(Dataset items)
=====
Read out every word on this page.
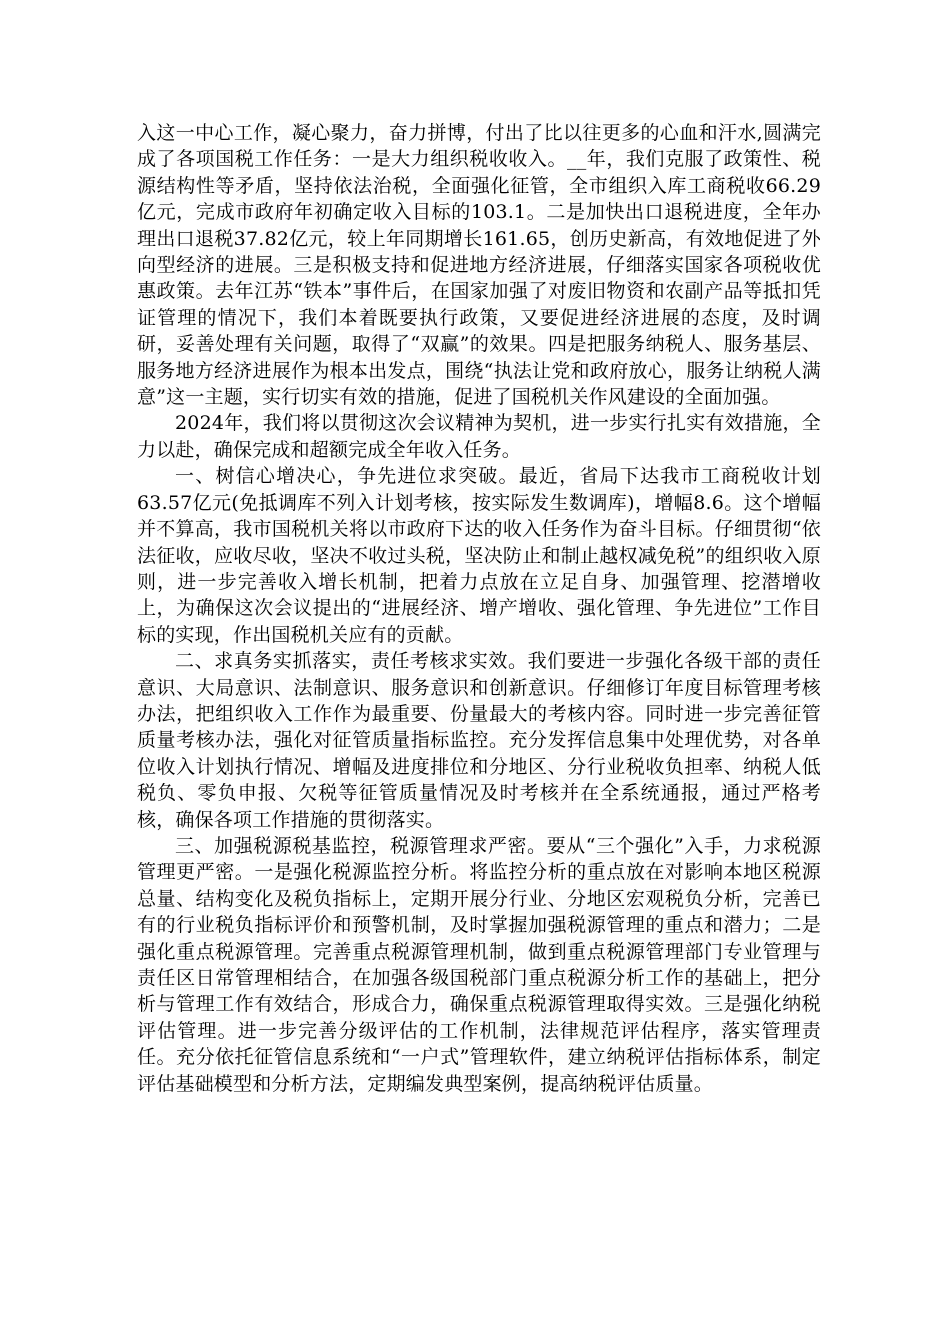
入这一中心工作，凝心聚力，奋力拼博，付出了比以往更多的心血和汗水,圆满完成了各项国税工作任务：一是大力组织税收收入。__年，我们克服了政策性、税源结构性等矛盾，坚持依法治税，全面强化征管，全市组织入库工商税收66.29亿元，完成市政府年初确定收入目标的103.1。二是加快出口退税进度，全年办理出口退税37.82亿元，较上年同期增长161.65，创历史新高，有效地促进了外向型经济的进展。三是积极支持和促进地方经济进展，仔细落实国家各项税收优惠政策。去年江苏“铁本”事件后，在国家加强了对废旧物资和农副产品等抵扣凭证管理的情况下，我们本着既要执行政策，又要促进经济进展的态度，及时调研，妥善处理有关问题，取得了“双赢”的效果。四是把服务纳税人、服务基层、服务地方经济进展作为根本出发点，围绕“执法让党和政府放心，服务让纳税人满意”这一主题，实行切实有效的措施，促进了国税机关作风建设的全面加强。

2024年，我们将以贯彻这次会议精神为契机，进一步实行扎实有效措施，全力以赴，确保完成和超额完成全年收入任务。

一、树信心增决心，争先进位求突破。最近，省局下达我市工商税收计划63.57亿元(免抵调库不列入计划考核，按实际发生数调库)，增幅8.6。这个增幅并不算高，我市国税机关将以市政府下达的收入任务作为奋斗目标。仔细贯彻“依法征收，应收尽收，坚决不收过头税，坚决防止和制止越权减免税”的组织收入原则，进一步完善收入增长机制，把着力点放在立足自身、加强管理、挖潜增收上，为确保这次会议提出的“进展经济、增产增收、强化管理、争先进位”工作目标的实现，作出国税机关应有的贡献。

二、求真务实抓落实，责任考核求实效。我们要进一步强化各级干部的责任意识、大局意识、法制意识、服务意识和创新意识。仔细修订年度目标管理考核办法，把组织收入工作作为最重要、份量最大的考核内容。同时进一步完善征管质量考核办法，强化对征管质量指标监控。充分发挥信息集中处理优势，对各单位收入计划执行情况、增幅及进度排位和分地区、分行业税收负担率、纳税人低税负、零负申报、欠税等征管质量情况及时考核并在全系统通报，通过严格考核，确保各项工作措施的贯彻落实。

三、加强税源税基监控，税源管理求严密。要从“三个强化”入手，力求税源管理更严密。一是强化税源监控分析。将监控分析的重点放在对影响本地区税源总量、结构变化及税负指标上，定期开展分行业、分地区宏观税负分析，完善已有的行业税负指标评价和预警机制，及时掌握加强税源管理的重点和潜力；二是强化重点税源管理。完善重点税源管理机制，做到重点税源管理部门专业管理与责任区日常管理相结合，在加强各级国税部门重点税源分析工作的基础上，把分析与管理工作有效结合，形成合力，确保重点税源管理取得实效。三是强化纳税评估管理。进一步完善分级评估的工作机制，法律规范评估程序，落实管理责任。充分依托征管信息系统和“一户式”管理软件，建立纳税评估指标体系，制定评估基础模型和分析方法，定期编发典型案例，提高纳税评估质量。
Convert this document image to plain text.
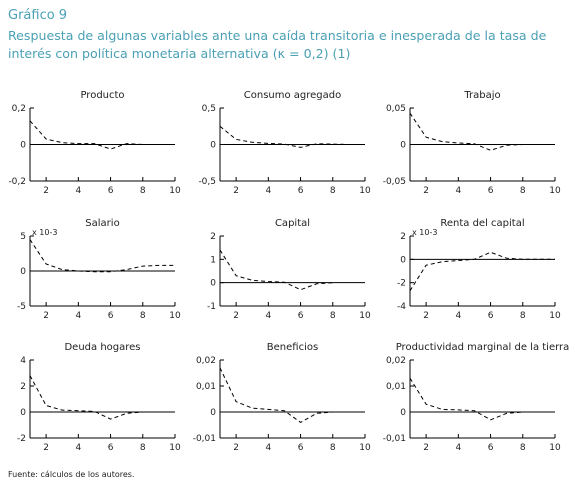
Gráfico 9
Respuesta de algunas variables ante una caída transitoria e inesperada de la tasa de interés con política monetaria alternativa (κ = 0,2) (1)
Producto
0,2
0
-0,2
2	4	6	8	10
Consumo agregado
0,5
0
-0,5
2	4	6	8	10
Trabajo
0,05
0
-0,05
2	4	6	8	10
Salario
5
0
-5
2	4	6	8	10
x 10-3
Capital
2
1
0
-1
2	4	6	8	10
Renta del capital
2
0
-2
-4
2	4	6	8	10
x 10-3
Deuda hogares
4
2
0
-2
2	4	6	8	10
Beneficios
0,02
0,01
0
-0,01
2	4	6	8	10
Productividad marginal de la tierra
0,02
0,01
0
-0,01
2	4	6	8	10
Fuente: cálculos de los autores.
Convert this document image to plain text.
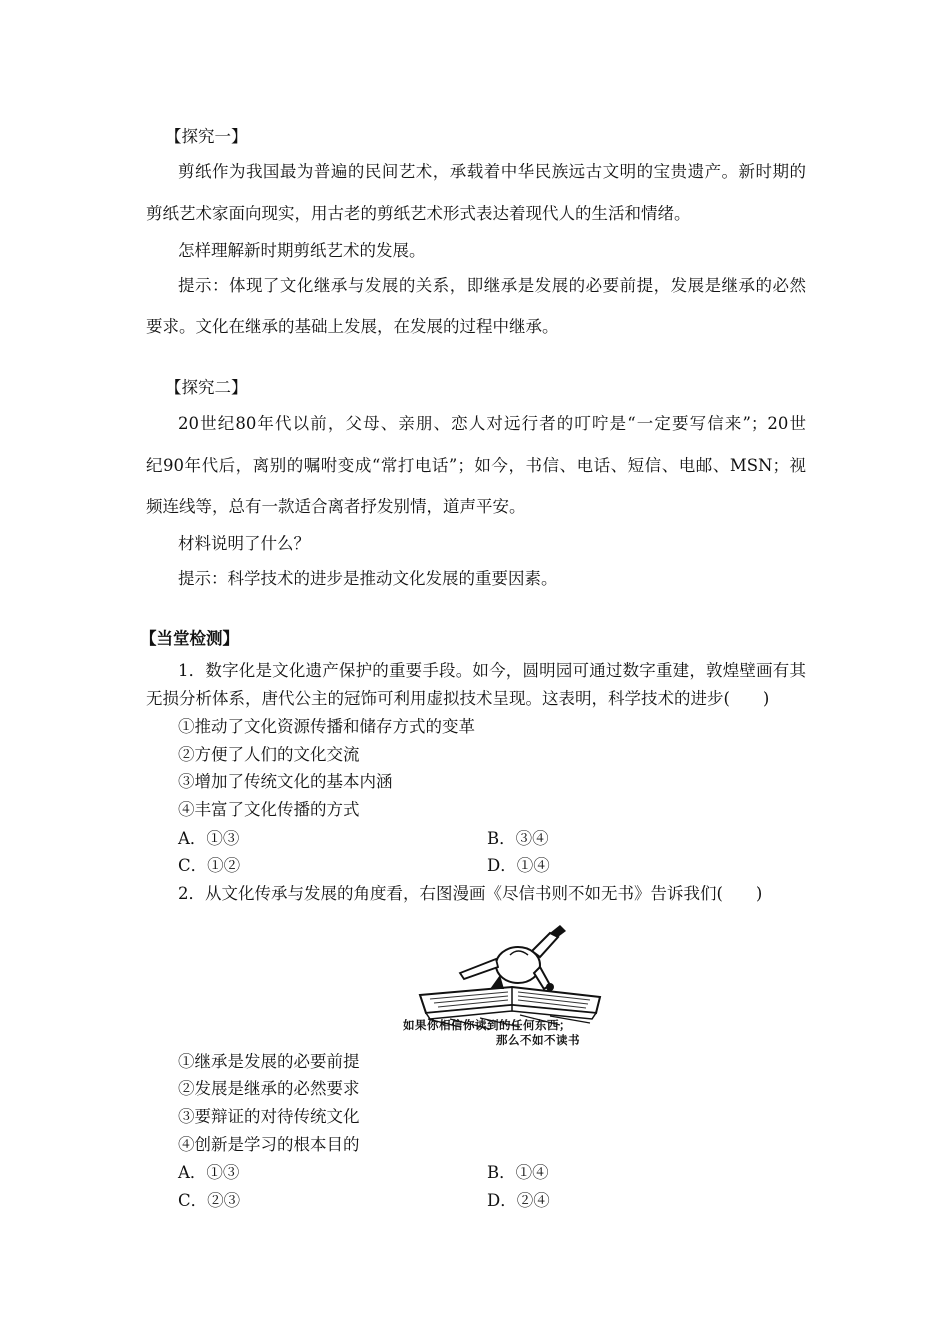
【探究一】
剪纸作为我国最为普遍的民间艺术，承载着中华民族远古文明的宝贵遗产。新时期的
剪纸艺术家面向现实，用古老的剪纸艺术形式表达着现代人的生活和情绪。
怎样理解新时期剪纸艺术的发展。
提示：体现了文化继承与发展的关系，即继承是发展的必要前提，发展是继承的必然
要求。文化在继承的基础上发展，在发展的过程中继承。
【探究二】
20世纪80年代以前，父母、亲朋、恋人对远行者的叮咛是“一定要写信来”；20世
纪90年代后，离别的嘱咐变成“常打电话”；如今，书信、电话、短信、电邮、MSN；视
频连线等，总有一款适合离者抒发别情，道声平安。
材料说明了什么？
提示：科学技术的进步是推动文化发展的重要因素。
【当堂检测】
1．数字化是文化遗产保护的重要手段。如今，圆明园可通过数字重建，敦煌壁画有其
无损分析体系，唐代公主的冠饰可利用虚拟技术呈现。这表明，科学技术的进步(　　)
①推动了文化资源传播和储存方式的变革
②方便了人们的文化交流
③增加了传统文化的基本内涵
④丰富了文化传播的方式
A．①③	B．③④
C．①②	D．①④
2．从文化传承与发展的角度看，右图漫画《尽信书则不如无书》告诉我们(　　)
如果你相信你读到的任何东西；
那么不如不读书
①继承是发展的必要前提
②发展是继承的必然要求
③要辩证的对待传统文化
④创新是学习的根本目的
A．①③	B．①④
C．②③	D．②④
=====
### EXERCISE REQUIREMENTS
Print each record exactly as it stands, leaving the images out.

### EXERCISE RESPONSE
Read out every word on this page.
入这一中心工作，凝心聚力，奋力拼博，付出了比以往更多的心血和汗水,圆满完成了各项国税工作任务：一是大力组织税收收入。__年，我们克服了政策性、税源结构性等矛盾，坚持依法治税，全面强化征管，全市组织入库工商税收66.29亿元，完成市政府年初确定收入目标的103.1。二是加快出口退税进度，全年办理出口退税37.82亿元，较上年同期增长161.65，创历史新高，有效地促进了外向型经济的进展。三是积极支持和促进地方经济进展，仔细落实国家各项税收优惠政策。去年江苏“铁本”事件后，在国家加强了对废旧物资和农副产品等抵扣凭证管理的情况下，我们本着既要执行政策，又要促进经济进展的态度，及时调研，妥善处理有关问题，取得了“双赢”的效果。四是把服务纳税人、服务基层、服务地方经济进展作为根本出发点，围绕“执法让党和政府放心，服务让纳税人满意”这一主题，实行切实有效的措施，促进了国税机关作风建设的全面加强。

2024年，我们将以贯彻这次会议精神为契机，进一步实行扎实有效措施，全力以赴，确保完成和超额完成全年收入任务。

一、树信心增决心，争先进位求突破。最近，省局下达我市工商税收计划63.57亿元(免抵调库不列入计划考核，按实际发生数调库)，增幅8.6。这个增幅并不算高，我市国税机关将以市政府下达的收入任务作为奋斗目标。仔细贯彻“依法征收，应收尽收，坚决不收过头税，坚决防止和制止越权减免税”的组织收入原则，进一步完善收入增长机制，把着力点放在立足自身、加强管理、挖潜增收上，为确保这次会议提出的“进展经济、增产增收、强化管理、争先进位”工作目标的实现，作出国税机关应有的贡献。

二、求真务实抓落实，责任考核求实效。我们要进一步强化各级干部的责任意识、大局意识、法制意识、服务意识和创新意识。仔细修订年度目标管理考核办法，把组织收入工作作为最重要、份量最大的考核内容。同时进一步完善征管质量考核办法，强化对征管质量指标监控。充分发挥信息集中处理优势，对各单位收入计划执行情况、增幅及进度排位和分地区、分行业税收负担率、纳税人低税负、零负申报、欠税等征管质量情况及时考核并在全系统通报，通过严格考核，确保各项工作措施的贯彻落实。

三、加强税源税基监控，税源管理求严密。要从“三个强化”入手，力求税源管理更严密。一是强化税源监控分析。将监控分析的重点放在对影响本地区税源总量、结构变化及税负指标上，定期开展分行业、分地区宏观税负分析，完善已有的行业税负指标评价和预警机制，及时掌握加强税源管理的重点和潜力；二是强化重点税源管理。完善重点税源管理机制，做到重点税源管理部门专业管理与责任区日常管理相结合，在加强各级国税部门重点税源分析工作的基础上，把分析与管理工作有效结合，形成合力，确保重点税源管理取得实效。三是强化纳税评估管理。进一步完善分级评估的工作机制，法律规范评估程序，落实管理责任。充分依托征管信息系统和“一户式”管理软件，建立纳税评估指标体系，制定评估基础模型和分析方法，定期编发典型案例，提高纳税评估质量。
Convert this document image to plain text.
Gráfico 9
Respuesta de algunas variables ante una caída transitoria e inesperada de la tasa de interés con política monetaria alternativa (κ = 0,2) (1)
Producto
0,2
0
-0,2
2	4	6	8	10
Consumo agregado
0,5
0
-0,5
2	4	6	8	10
Trabajo
0,05
0
-0,05
2	4	6	8	10
Salario
5
0
-5
2	4	6	8	10
x 10-3
Capital
2
1
0
-1
2	4	6	8	10
Renta del capital
2
0
-2
-4
2	4	6	8	10
x 10-3
Deuda hogares
4
2
0
-2
2	4	6	8	10
Beneficios
0,02
0,01
0
-0,01
2	4	6	8	10
Productividad marginal de la tierra
0,02
0,01
0
-0,01
2	4	6	8	10
Fuente: cálculos de los autores.
Convert this document image to plain text.
【探究一】
剪纸作为我国最为普遍的民间艺术，承载着中华民族远古文明的宝贵遗产。新时期的
剪纸艺术家面向现实，用古老的剪纸艺术形式表达着现代人的生活和情绪。
怎样理解新时期剪纸艺术的发展。
提示：体现了文化继承与发展的关系，即继承是发展的必要前提，发展是继承的必然
要求。文化在继承的基础上发展，在发展的过程中继承。
【探究二】
20世纪80年代以前，父母、亲朋、恋人对远行者的叮咛是“一定要写信来”；20世
纪90年代后，离别的嘱咐变成“常打电话”；如今，书信、电话、短信、电邮、MSN；视
频连线等，总有一款适合离者抒发别情，道声平安。
材料说明了什么？
提示：科学技术的进步是推动文化发展的重要因素。
【当堂检测】
1．数字化是文化遗产保护的重要手段。如今，圆明园可通过数字重建，敦煌壁画有其
无损分析体系，唐代公主的冠饰可利用虚拟技术呈现。这表明，科学技术的进步(　　)
①推动了文化资源传播和储存方式的变革
②方便了人们的文化交流
③增加了传统文化的基本内涵
④丰富了文化传播的方式
A．①③	B．③④
C．①②	D．①④
2．从文化传承与发展的角度看，右图漫画《尽信书则不如无书》告诉我们(　　)
如果你相信你读到的任何东西；
那么不如不读书
①继承是发展的必要前提
②发展是继承的必然要求
③要辩证的对待传统文化
④创新是学习的根本目的
A．①③	B．①④
C．②③	D．②④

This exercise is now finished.